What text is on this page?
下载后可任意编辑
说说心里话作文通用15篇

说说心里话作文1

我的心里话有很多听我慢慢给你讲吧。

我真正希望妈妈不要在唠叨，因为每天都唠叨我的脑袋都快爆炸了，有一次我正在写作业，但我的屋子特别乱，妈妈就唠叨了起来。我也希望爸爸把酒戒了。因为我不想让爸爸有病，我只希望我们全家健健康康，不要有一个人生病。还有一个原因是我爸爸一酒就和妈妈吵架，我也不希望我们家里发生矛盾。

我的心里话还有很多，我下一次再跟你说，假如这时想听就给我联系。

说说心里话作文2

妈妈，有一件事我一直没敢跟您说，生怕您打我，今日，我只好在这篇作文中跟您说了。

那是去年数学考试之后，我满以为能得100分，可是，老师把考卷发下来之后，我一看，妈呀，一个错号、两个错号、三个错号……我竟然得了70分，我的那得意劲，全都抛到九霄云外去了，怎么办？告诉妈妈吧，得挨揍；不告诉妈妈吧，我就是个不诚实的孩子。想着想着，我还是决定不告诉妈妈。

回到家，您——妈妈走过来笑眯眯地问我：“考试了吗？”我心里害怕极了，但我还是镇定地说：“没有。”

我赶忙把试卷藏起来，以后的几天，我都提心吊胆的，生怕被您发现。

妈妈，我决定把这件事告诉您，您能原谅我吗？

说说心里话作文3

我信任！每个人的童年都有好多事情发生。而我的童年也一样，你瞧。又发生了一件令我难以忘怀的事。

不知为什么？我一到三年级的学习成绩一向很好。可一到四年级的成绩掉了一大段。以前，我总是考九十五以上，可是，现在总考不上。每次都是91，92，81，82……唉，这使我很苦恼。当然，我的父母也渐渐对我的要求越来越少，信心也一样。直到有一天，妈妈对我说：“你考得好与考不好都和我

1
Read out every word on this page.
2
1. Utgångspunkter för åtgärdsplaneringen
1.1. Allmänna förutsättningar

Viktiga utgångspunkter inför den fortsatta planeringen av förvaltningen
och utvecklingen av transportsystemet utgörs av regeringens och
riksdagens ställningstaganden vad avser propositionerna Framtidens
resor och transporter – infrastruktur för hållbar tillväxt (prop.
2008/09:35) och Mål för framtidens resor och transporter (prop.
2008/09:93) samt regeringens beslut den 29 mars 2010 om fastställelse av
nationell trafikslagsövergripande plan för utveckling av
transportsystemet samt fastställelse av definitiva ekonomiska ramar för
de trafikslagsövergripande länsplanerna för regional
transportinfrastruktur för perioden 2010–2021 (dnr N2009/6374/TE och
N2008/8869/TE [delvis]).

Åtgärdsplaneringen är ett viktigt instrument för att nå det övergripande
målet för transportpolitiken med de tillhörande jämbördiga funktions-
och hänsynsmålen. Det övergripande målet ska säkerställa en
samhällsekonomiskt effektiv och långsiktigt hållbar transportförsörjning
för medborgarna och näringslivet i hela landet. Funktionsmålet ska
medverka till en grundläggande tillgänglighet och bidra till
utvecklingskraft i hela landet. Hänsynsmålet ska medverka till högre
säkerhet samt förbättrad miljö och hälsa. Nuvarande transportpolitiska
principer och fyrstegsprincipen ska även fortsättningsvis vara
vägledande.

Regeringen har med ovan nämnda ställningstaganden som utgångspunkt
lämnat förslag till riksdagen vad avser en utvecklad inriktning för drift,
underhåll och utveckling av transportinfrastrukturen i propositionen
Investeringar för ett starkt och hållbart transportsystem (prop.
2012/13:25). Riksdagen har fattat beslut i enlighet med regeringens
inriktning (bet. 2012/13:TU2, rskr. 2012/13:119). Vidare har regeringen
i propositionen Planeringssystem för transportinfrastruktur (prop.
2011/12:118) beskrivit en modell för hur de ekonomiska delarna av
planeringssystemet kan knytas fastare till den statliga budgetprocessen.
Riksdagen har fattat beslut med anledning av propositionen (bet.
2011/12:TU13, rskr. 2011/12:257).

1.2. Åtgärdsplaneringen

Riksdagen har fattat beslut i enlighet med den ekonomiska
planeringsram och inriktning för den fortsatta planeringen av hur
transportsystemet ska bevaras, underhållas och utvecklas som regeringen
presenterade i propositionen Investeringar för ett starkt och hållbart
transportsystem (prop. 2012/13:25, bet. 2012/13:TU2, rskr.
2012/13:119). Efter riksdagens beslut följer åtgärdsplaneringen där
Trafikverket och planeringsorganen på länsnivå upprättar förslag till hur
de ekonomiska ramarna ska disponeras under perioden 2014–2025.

-=-=-

Task statement: List each line of the entries that holds the string "medverka".

Correct answer:
medverka till en grundläggande tillgänglighet och bidra till
utvecklingskraft i hela landet. Hänsynsmålet ska medverka till högre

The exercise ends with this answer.